SHORT EXERCISE —
Reproduce each line bearing the word "type".

MATERIALS PROVIDED —

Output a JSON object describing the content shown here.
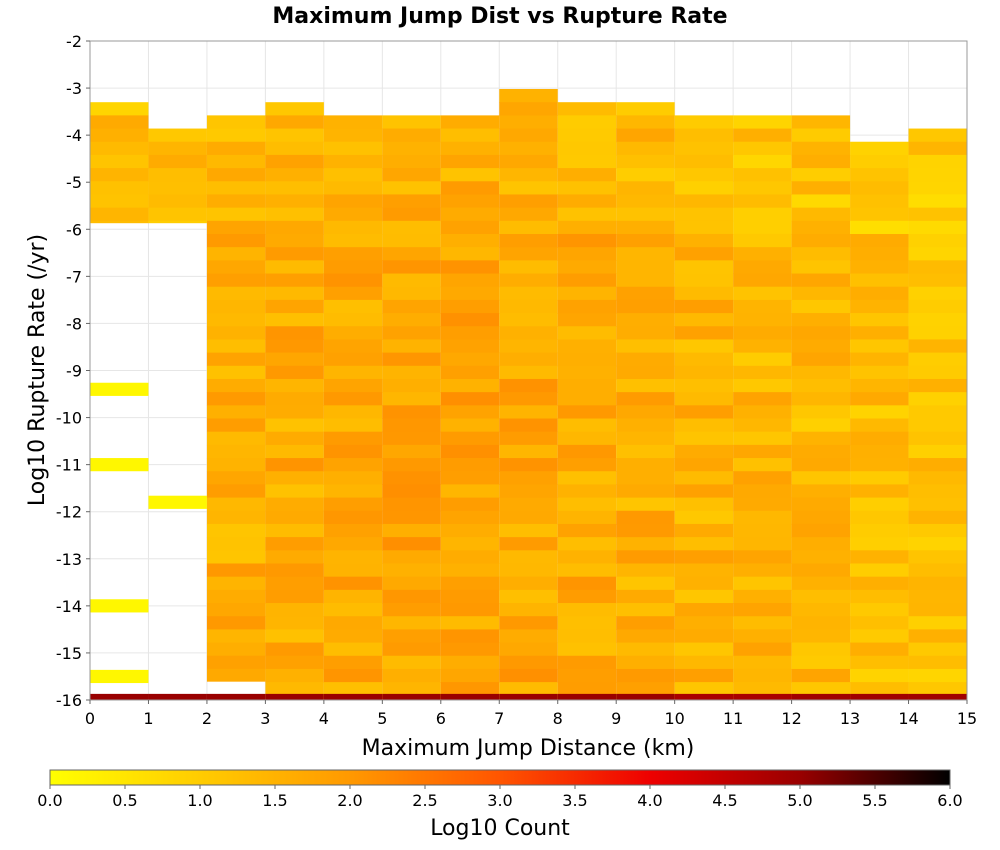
{
  "chart_data": {
    "type": "heatmap",
    "title": "Maximum Jump Dist vs Rupture Rate",
    "xlabel": "Maximum Jump Distance (km)",
    "ylabel": "Log10 Rupture Rate (/yr)",
    "xlim": [
      0,
      15
    ],
    "ylim": [
      -16,
      -2
    ],
    "x_ticks": [
      "0",
      "1",
      "2",
      "3",
      "4",
      "5",
      "6",
      "7",
      "8",
      "9",
      "10",
      "11",
      "12",
      "13",
      "14",
      "15"
    ],
    "y_ticks": [
      "-2",
      "-3",
      "-4",
      "-5",
      "-6",
      "-7",
      "-8",
      "-9",
      "-10",
      "-11",
      "-12",
      "-13",
      "-14",
      "-15",
      "-16"
    ],
    "x_bin_width": 1,
    "y_bin_height": 0.28,
    "grid": true,
    "colorbar": {
      "label": "Log10 Count",
      "min": 0,
      "max": 6,
      "ticks": [
        "0.0",
        "0.5",
        "1.0",
        "1.5",
        "2.0",
        "2.5",
        "3.0",
        "3.5",
        "4.0",
        "4.5",
        "5.0",
        "5.5",
        "6.0"
      ],
      "colormap": [
        "#ffff00",
        "#ffcc00",
        "#ff9900",
        "#ff5500",
        "#ee0000",
        "#990000",
        "#000000"
      ]
    },
    "column_ranges": [
      {
        "x": 0.5,
        "y_range": [
          -5.86,
          -3.3
        ],
        "y_bins": [
          -15.5,
          -14,
          -11,
          -9.4
        ],
        "base": 5.0
      },
      {
        "x": 1.5,
        "y_range": [
          -5.86,
          -3.86
        ],
        "y_bins": [
          -11.8
        ],
        "base": 5.0
      },
      {
        "x": 2.5,
        "y_range": [
          -15.6,
          -3.58
        ],
        "y_bins": [],
        "base": 5.0
      },
      {
        "x": 3.5,
        "y_range": [
          -16,
          -3.3
        ],
        "y_bins": [],
        "base": 5.0
      },
      {
        "x": 4.5,
        "y_range": [
          -16,
          -3.58
        ],
        "y_bins": [],
        "base": 5.0
      },
      {
        "x": 5.5,
        "y_range": [
          -16,
          -3.58
        ],
        "y_bins": [],
        "base": 5.0
      },
      {
        "x": 6.5,
        "y_range": [
          -16,
          -3.58
        ],
        "y_bins": [],
        "base": 5.0
      },
      {
        "x": 7.5,
        "y_range": [
          -16,
          -3.02
        ],
        "y_bins": [],
        "base": 5.0
      },
      {
        "x": 8.5,
        "y_range": [
          -16,
          -3.3
        ],
        "y_bins": [],
        "base": 5.0
      },
      {
        "x": 9.5,
        "y_range": [
          -16,
          -3.3
        ],
        "y_bins": [],
        "base": 5.0
      },
      {
        "x": 10.5,
        "y_range": [
          -16,
          -3.58
        ],
        "y_bins": [],
        "base": 4.8
      },
      {
        "x": 11.5,
        "y_range": [
          -16,
          -3.58
        ],
        "y_bins": [],
        "base": 4.8
      },
      {
        "x": 12.5,
        "y_range": [
          -16,
          -3.58
        ],
        "y_bins": [],
        "base": 4.9
      },
      {
        "x": 13.5,
        "y_range": [
          -16,
          -4.14
        ],
        "y_bins": [],
        "base": 4.9
      },
      {
        "x": 14.5,
        "y_range": [
          -16,
          -3.86
        ],
        "y_bins": [],
        "base": 4.9
      }
    ]
  }
}
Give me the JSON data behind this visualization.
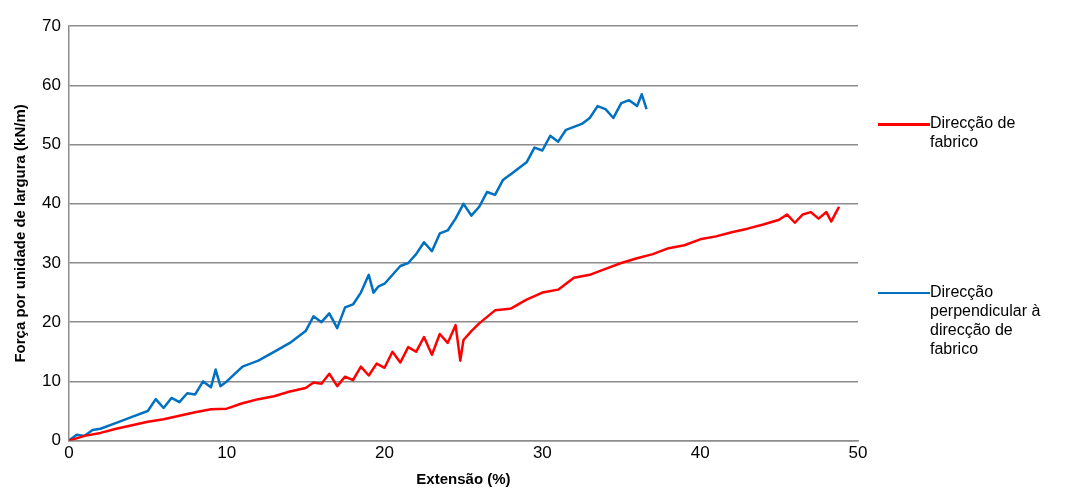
{
  "chart_data": {
    "type": "line",
    "xlabel": "Extensão (%)",
    "ylabel": "Força por unidade de largura (kN/m)",
    "xlim": [
      0,
      50
    ],
    "xticks": [
      0,
      10,
      20,
      30,
      40,
      50
    ],
    "ylim": [
      0,
      70
    ],
    "yticks": [
      0,
      10,
      20,
      30,
      40,
      50,
      60,
      70
    ],
    "grid": "y",
    "legend": "right",
    "series": [
      {
        "name": "Direcção de fabrico",
        "color": "#ff0000",
        "x": [
          0,
          1,
          2,
          3,
          4,
          5,
          6,
          7,
          8,
          9,
          10,
          11,
          12,
          13,
          14,
          15,
          15.5,
          16,
          16.5,
          17,
          17.5,
          18,
          18.5,
          19,
          19.5,
          20,
          20.5,
          21,
          21.5,
          22,
          22.5,
          23,
          23.5,
          24,
          24.5,
          24.8,
          25,
          25.5,
          26,
          27,
          28,
          29,
          30,
          31,
          32,
          33,
          34,
          35,
          36,
          37,
          38,
          39,
          40,
          41,
          42,
          43,
          44,
          45,
          45.5,
          46,
          46.5,
          47,
          47.5,
          48,
          48.3,
          48.6,
          48.8
        ],
        "values": [
          0,
          0.8,
          1.3,
          2,
          2.6,
          3.2,
          3.6,
          4.2,
          4.8,
          5.3,
          5.4,
          6.3,
          7,
          7.5,
          8.3,
          8.9,
          9.8,
          9.6,
          11.3,
          9.2,
          10.8,
          10.2,
          12.5,
          11,
          13,
          12.3,
          15,
          13.2,
          15.8,
          15,
          17.5,
          14.5,
          18,
          16.5,
          19.5,
          13.5,
          17,
          18.5,
          19.8,
          22,
          22.3,
          23.8,
          25,
          25.5,
          27.5,
          28,
          29,
          30,
          30.8,
          31.5,
          32.5,
          33,
          34,
          34.5,
          35.2,
          35.8,
          36.5,
          37.3,
          38.2,
          36.8,
          38.2,
          38.6,
          37.5,
          38.6,
          37,
          38.5,
          39.5
        ]
      },
      {
        "name": "Direcção perpendicular à direcção de fabrico",
        "color": "#0070c0",
        "x": [
          0,
          0.5,
          1,
          1.5,
          2,
          3,
          4,
          5,
          5.5,
          6,
          6.5,
          7,
          7.5,
          8,
          8.5,
          9,
          9.3,
          9.6,
          10,
          11,
          12,
          13,
          14,
          15,
          15.5,
          16,
          16.5,
          17,
          17.5,
          18,
          18.5,
          19,
          19.3,
          19.6,
          20,
          21,
          21.5,
          22,
          22.5,
          23,
          23.5,
          24,
          24.5,
          25,
          25.5,
          26,
          26.5,
          27,
          27.5,
          28,
          28.5,
          29,
          29.5,
          30,
          30.5,
          31,
          31.5,
          32,
          32.5,
          33,
          33.5,
          34,
          34.5,
          35,
          35.5,
          36,
          36.3,
          36.6
        ],
        "values": [
          0,
          1,
          0.8,
          1.8,
          2,
          3,
          4,
          5,
          7,
          5.5,
          7.2,
          6.5,
          8,
          7.8,
          10,
          9,
          12,
          9.2,
          10,
          12.5,
          13.5,
          15,
          16.5,
          18.5,
          21,
          20,
          21.5,
          19,
          22.5,
          23,
          25,
          28,
          25,
          26,
          26.5,
          29.5,
          30,
          31.5,
          33.5,
          32,
          35,
          35.5,
          37.5,
          40,
          38,
          39.5,
          42,
          41.5,
          44,
          45,
          46,
          47,
          49.5,
          49,
          51.5,
          50.5,
          52.5,
          53,
          53.5,
          54.5,
          56.5,
          56,
          54.5,
          57,
          57.5,
          56.5,
          58.5,
          56
        ]
      }
    ]
  }
}
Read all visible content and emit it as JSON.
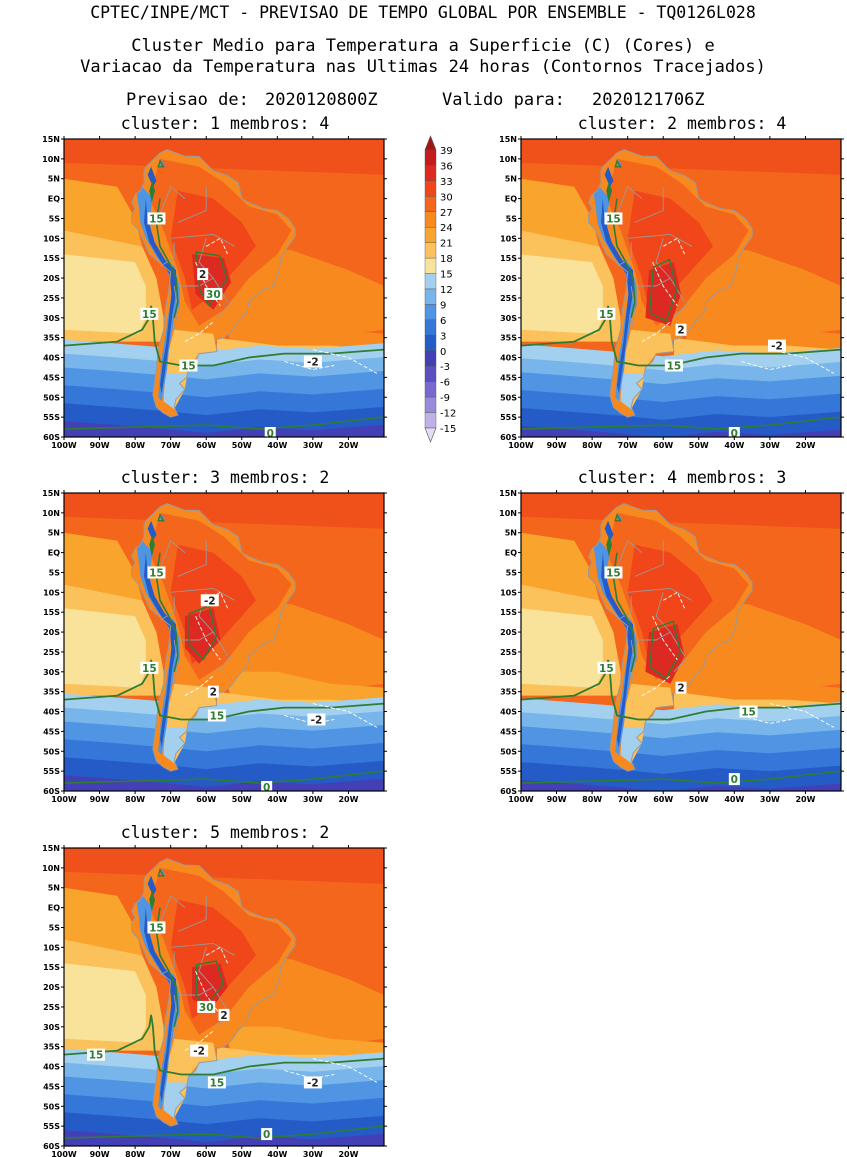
{
  "header": {
    "line1": "CPTEC/INPE/MCT - PREVISAO DE TEMPO GLOBAL POR ENSEMBLE - TQ0126L028",
    "line2": "Cluster Medio para Temperatura a Superficie (C) (Cores) e",
    "line3": "Variacao da Temperatura nas Ultimas 24 horas (Contornos Tracejados)",
    "line4_label": "Previsao de:",
    "line4_forecast": "2020120800Z",
    "line4_valid_label": "Valido para:",
    "line4_valid": "2020121706Z"
  },
  "axes": {
    "lat_ticks": [
      "15N",
      "10N",
      "5N",
      "EQ",
      "5S",
      "10S",
      "15S",
      "20S",
      "25S",
      "30S",
      "35S",
      "40S",
      "45S",
      "50S",
      "55S",
      "60S"
    ],
    "lon_ticks": [
      "100W",
      "90W",
      "80W",
      "70W",
      "60W",
      "50W",
      "40W",
      "30W",
      "20W"
    ],
    "lat_range": [
      -60,
      15
    ],
    "lon_range": [
      -100,
      -10
    ]
  },
  "colorbar": {
    "labels": [
      "39",
      "36",
      "33",
      "30",
      "27",
      "24",
      "21",
      "18",
      "15",
      "12",
      "9",
      "6",
      "3",
      "0",
      "-3",
      "-6",
      "-9",
      "-12",
      "-15"
    ],
    "colors": [
      "#a31414",
      "#c41c1c",
      "#dc2a22",
      "#f0461a",
      "#f4661c",
      "#f7891f",
      "#f9a42c",
      "#fbc15a",
      "#f9e39a",
      "#a3d0ef",
      "#78b5ea",
      "#4f95e4",
      "#3576d9",
      "#255bc7",
      "#4340b6",
      "#5a50c2",
      "#7869cf",
      "#9a8adc",
      "#bfb0e8",
      "#e5ddf6"
    ]
  },
  "panels": [
    {
      "title": "cluster:  1   membros:  4",
      "labels": [
        {
          "t": "15",
          "lon": -74,
          "lat": -5
        },
        {
          "t": "15",
          "lon": -76,
          "lat": -29
        },
        {
          "t": "15",
          "lon": -65,
          "lat": -42
        },
        {
          "t": "2",
          "lon": -61,
          "lat": -19
        },
        {
          "t": "30",
          "lon": -58,
          "lat": -24
        },
        {
          "t": "-2",
          "lon": -30,
          "lat": -41
        },
        {
          "t": "0",
          "lon": -42,
          "lat": -59
        }
      ]
    },
    {
      "title": "cluster:  2   membros:  4",
      "labels": [
        {
          "t": "15",
          "lon": -74,
          "lat": -5
        },
        {
          "t": "15",
          "lon": -76,
          "lat": -29
        },
        {
          "t": "15",
          "lon": -57,
          "lat": -42
        },
        {
          "t": "2",
          "lon": -55,
          "lat": -33
        },
        {
          "t": "-2",
          "lon": -28,
          "lat": -37
        },
        {
          "t": "0",
          "lon": -40,
          "lat": -59
        }
      ]
    },
    {
      "title": "cluster:  3   membros:  2",
      "labels": [
        {
          "t": "15",
          "lon": -74,
          "lat": -5
        },
        {
          "t": "15",
          "lon": -76,
          "lat": -29
        },
        {
          "t": "15",
          "lon": -57,
          "lat": -41
        },
        {
          "t": "-2",
          "lon": -59,
          "lat": -12
        },
        {
          "t": "2",
          "lon": -58,
          "lat": -35
        },
        {
          "t": "-2",
          "lon": -29,
          "lat": -42
        },
        {
          "t": "0",
          "lon": -43,
          "lat": -59
        }
      ]
    },
    {
      "title": "cluster:  4   membros:  3",
      "labels": [
        {
          "t": "15",
          "lon": -74,
          "lat": -5
        },
        {
          "t": "15",
          "lon": -76,
          "lat": -29
        },
        {
          "t": "15",
          "lon": -36,
          "lat": -40
        },
        {
          "t": "2",
          "lon": -55,
          "lat": -34
        },
        {
          "t": "0",
          "lon": -40,
          "lat": -57
        }
      ]
    },
    {
      "title": "cluster:  5   membros:  2",
      "labels": [
        {
          "t": "15",
          "lon": -74,
          "lat": -5
        },
        {
          "t": "15",
          "lon": -91,
          "lat": -37
        },
        {
          "t": "15",
          "lon": -57,
          "lat": -44
        },
        {
          "t": "30",
          "lon": -60,
          "lat": -25
        },
        {
          "t": "2",
          "lon": -55,
          "lat": -27
        },
        {
          "t": "-2",
          "lon": -62,
          "lat": -36
        },
        {
          "t": "-2",
          "lon": -30,
          "lat": -44
        },
        {
          "t": "0",
          "lon": -43,
          "lat": -57
        }
      ]
    }
  ]
}
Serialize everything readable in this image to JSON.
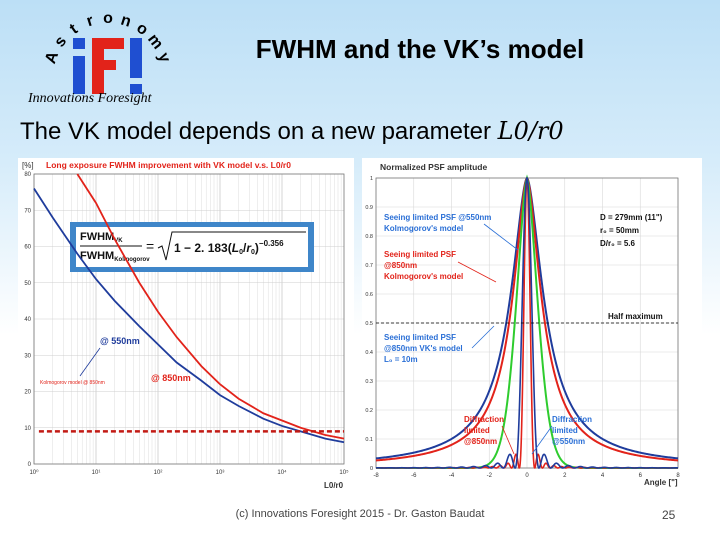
{
  "logo": {
    "arc_letters": [
      "A",
      "s",
      "t",
      "r",
      "o",
      "n",
      "o",
      "m",
      "y"
    ],
    "mark": "iFI",
    "tagline": "Innovations Foresight"
  },
  "slide": {
    "title": "FWHM and the VK’s model",
    "subtitle_text": "The VK model depends on a new parameter ",
    "subtitle_math": "L0/r0",
    "footer": "(c) Innovations Foresight 2015 - Dr. Gaston Baudat",
    "page_number": "25"
  },
  "colors": {
    "red": "#e2231a",
    "blue": "#1f3c9c",
    "green": "#2ecc2e",
    "label_blue": "#2a6fd6",
    "formula_box": "#3f86c9"
  },
  "chart_data": [
    {
      "type": "line",
      "title": "Long exposure FWHM improvement with VK model v.s. L0/r0",
      "ylabel": "[%]",
      "xlabel": "L0/r0",
      "xscale": "log",
      "xlim": [
        1,
        100000
      ],
      "ylim": [
        0,
        80
      ],
      "yticks": [
        "0",
        "10",
        "20",
        "30",
        "40",
        "50",
        "60",
        "70",
        "80"
      ],
      "xticks": [
        "10⁰",
        "10¹",
        "10²",
        "10³",
        "10⁴",
        "10⁵"
      ],
      "formula": "FWHMVK / FWHMKolmogorov = √(1 − 2.183(L0/r0)^−0.356)",
      "series": [
        {
          "name": "@ 550nm",
          "x": [
            1,
            2,
            5,
            10,
            20,
            50,
            100,
            200,
            500,
            1000,
            2000,
            5000,
            10000,
            20000,
            50000,
            100000
          ],
          "values": [
            76,
            68,
            58,
            51,
            45,
            38,
            33,
            28,
            23,
            19,
            16,
            12.5,
            10.5,
            9,
            7,
            6
          ]
        },
        {
          "name": "@ 850nm",
          "x": [
            5,
            10,
            20,
            50,
            100,
            200,
            500,
            1000,
            2000,
            5000,
            10000,
            20000,
            50000,
            100000
          ],
          "values": [
            80,
            72,
            62,
            50,
            42,
            35,
            27,
            22,
            18,
            14,
            12,
            10,
            8,
            7
          ]
        }
      ],
      "reference": {
        "name": "Kolmogorov model @ 850nm",
        "value": 9
      }
    },
    {
      "type": "line",
      "title": "Normalized PSF amplitude",
      "xlabel": "Angle [\"]",
      "xlim": [
        -8,
        8
      ],
      "ylim": [
        0,
        1
      ],
      "yticks": [
        "0",
        "0.1",
        "0.2",
        "0.3",
        "0.4",
        "0.5",
        "0.6",
        "0.7",
        "0.8",
        "0.9",
        "1"
      ],
      "xticks": [
        "-8",
        "-6",
        "-4",
        "-2",
        "0",
        "2",
        "4",
        "6",
        "8"
      ],
      "params": [
        "D = 279mm (11\")",
        "r₀ = 50mm",
        "D/r₀ = 5.6"
      ],
      "half_maximum_label": "Half maximum",
      "series": [
        {
          "name": "Seeing limited PSF @550nm Kolmogorov's model",
          "fwhm": 2.2
        },
        {
          "name": "Seeing limited PSF @850nm Kolmogorov's model",
          "fwhm": 1.9
        },
        {
          "name": "Seeing limited PSF @850nm VK's model L0 = 10m",
          "fwhm": 1.3
        },
        {
          "name": "Diffraction limited @850nm",
          "fwhm": 0.65
        },
        {
          "name": "Diffraction limited @550nm",
          "fwhm": 0.42
        }
      ],
      "labels": {
        "s550": [
          "Seeing limited PSF @550nm",
          "Kolmogorov's model"
        ],
        "s850": [
          "Seeing limited PSF",
          "@850nm",
          "Kolmogorov's model"
        ],
        "vk": [
          "Seeing limited PSF",
          "@850nm VK's model",
          "L₀ = 10m"
        ],
        "d850": [
          "Diffraction",
          "limited",
          "@850nm"
        ],
        "d550": [
          "Diffraction",
          "limited",
          "@550nm"
        ]
      }
    }
  ]
}
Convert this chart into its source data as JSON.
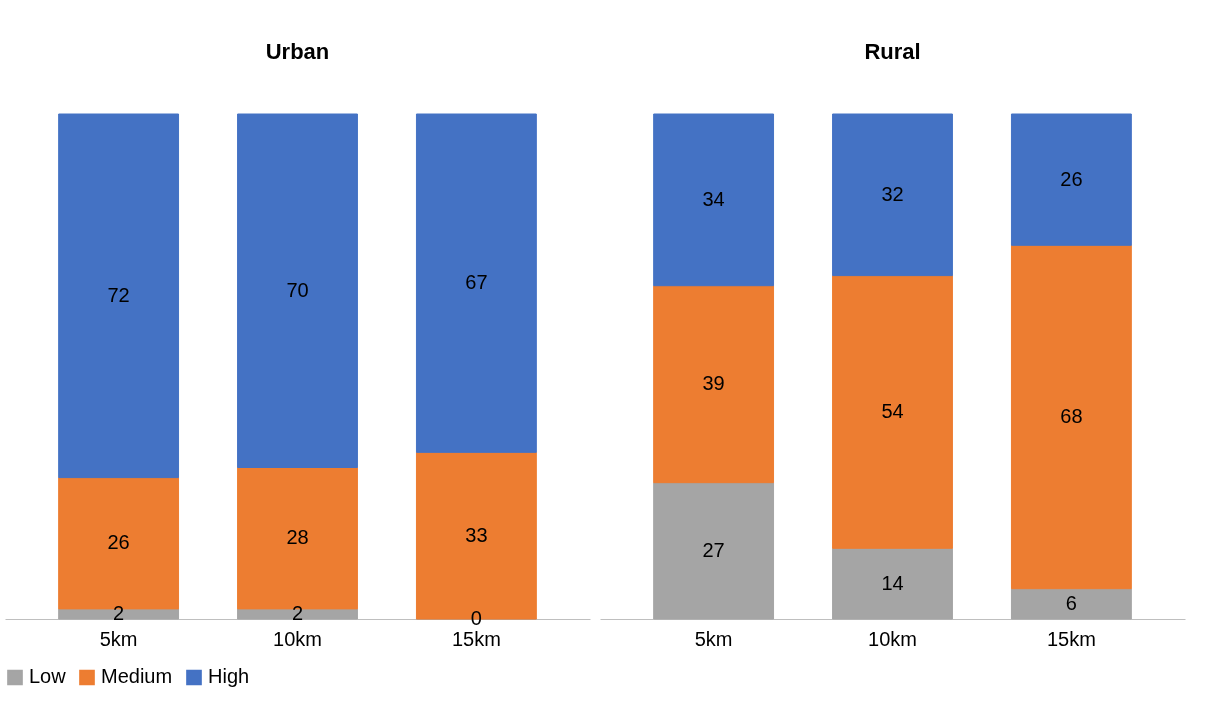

ANSWER TO THIS PROBLEM —
    "type": "heatmap",
    "type": "line",
      "type": "line",
      "type": "line",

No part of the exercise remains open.